## Exercise directions
Gather all lines with the word "text" in them.
-------
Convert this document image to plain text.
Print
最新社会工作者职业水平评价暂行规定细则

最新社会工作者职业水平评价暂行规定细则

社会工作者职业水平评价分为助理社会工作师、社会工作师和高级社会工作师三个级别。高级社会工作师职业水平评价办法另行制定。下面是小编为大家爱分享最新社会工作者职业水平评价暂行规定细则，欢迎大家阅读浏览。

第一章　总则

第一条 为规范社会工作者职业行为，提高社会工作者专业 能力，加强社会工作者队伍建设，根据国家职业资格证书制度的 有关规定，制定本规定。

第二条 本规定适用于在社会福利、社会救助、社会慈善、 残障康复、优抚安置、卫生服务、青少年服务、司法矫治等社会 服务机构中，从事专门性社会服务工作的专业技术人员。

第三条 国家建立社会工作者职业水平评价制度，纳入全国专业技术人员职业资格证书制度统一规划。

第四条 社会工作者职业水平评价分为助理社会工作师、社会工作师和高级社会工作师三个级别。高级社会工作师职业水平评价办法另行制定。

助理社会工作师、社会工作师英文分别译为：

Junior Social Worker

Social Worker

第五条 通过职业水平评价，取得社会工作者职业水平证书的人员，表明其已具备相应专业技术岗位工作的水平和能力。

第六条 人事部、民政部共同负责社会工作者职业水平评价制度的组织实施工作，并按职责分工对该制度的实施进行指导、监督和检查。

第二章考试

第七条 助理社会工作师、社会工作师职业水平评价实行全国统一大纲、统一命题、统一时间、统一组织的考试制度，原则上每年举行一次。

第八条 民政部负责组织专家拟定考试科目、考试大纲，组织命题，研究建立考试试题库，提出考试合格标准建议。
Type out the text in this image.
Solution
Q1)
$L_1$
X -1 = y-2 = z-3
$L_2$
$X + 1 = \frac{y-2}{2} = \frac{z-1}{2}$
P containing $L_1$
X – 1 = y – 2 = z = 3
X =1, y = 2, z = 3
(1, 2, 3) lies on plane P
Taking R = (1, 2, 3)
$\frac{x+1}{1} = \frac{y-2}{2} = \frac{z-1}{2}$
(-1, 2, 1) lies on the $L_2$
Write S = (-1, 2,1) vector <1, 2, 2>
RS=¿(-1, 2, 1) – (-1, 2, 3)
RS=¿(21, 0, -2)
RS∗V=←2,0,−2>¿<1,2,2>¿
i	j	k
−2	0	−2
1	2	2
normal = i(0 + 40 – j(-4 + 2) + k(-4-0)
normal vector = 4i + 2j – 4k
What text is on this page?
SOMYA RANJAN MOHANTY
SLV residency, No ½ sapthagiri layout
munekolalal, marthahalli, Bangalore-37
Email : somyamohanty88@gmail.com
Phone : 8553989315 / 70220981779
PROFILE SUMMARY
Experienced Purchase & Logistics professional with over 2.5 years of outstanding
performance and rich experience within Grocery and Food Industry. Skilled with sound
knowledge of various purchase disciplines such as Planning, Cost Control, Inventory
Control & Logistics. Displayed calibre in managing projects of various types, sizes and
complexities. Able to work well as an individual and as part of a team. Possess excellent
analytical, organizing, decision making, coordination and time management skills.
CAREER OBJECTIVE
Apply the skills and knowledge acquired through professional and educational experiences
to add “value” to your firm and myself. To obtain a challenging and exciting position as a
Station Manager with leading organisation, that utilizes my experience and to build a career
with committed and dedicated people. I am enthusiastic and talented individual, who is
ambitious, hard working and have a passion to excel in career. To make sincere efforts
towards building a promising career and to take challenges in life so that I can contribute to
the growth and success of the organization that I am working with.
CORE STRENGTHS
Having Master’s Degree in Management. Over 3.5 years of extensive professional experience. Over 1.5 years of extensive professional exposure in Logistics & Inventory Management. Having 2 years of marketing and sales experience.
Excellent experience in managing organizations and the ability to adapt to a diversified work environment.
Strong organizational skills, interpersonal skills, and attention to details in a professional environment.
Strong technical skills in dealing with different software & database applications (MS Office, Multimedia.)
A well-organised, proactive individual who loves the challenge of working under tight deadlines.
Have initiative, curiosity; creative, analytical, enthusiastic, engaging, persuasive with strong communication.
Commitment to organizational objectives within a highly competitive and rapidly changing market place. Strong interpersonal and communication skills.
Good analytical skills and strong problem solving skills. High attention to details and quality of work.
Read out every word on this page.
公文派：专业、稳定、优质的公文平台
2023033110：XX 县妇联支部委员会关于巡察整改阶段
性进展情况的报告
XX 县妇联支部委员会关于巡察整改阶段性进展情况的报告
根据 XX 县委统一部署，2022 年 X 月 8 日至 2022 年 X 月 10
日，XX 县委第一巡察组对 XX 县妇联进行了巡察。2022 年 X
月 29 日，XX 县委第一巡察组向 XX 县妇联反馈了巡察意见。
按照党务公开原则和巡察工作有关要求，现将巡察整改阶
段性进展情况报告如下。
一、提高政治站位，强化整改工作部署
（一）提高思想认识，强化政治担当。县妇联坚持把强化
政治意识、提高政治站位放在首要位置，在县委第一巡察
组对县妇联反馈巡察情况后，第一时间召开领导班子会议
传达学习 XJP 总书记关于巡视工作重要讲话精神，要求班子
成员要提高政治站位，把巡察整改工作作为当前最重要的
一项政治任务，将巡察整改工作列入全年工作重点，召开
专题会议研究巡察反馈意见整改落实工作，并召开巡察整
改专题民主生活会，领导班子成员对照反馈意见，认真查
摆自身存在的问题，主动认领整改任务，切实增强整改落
-------
## Result of the exercise
Convert this document image to plain text.
Type out the text in this image.
What text is on this page?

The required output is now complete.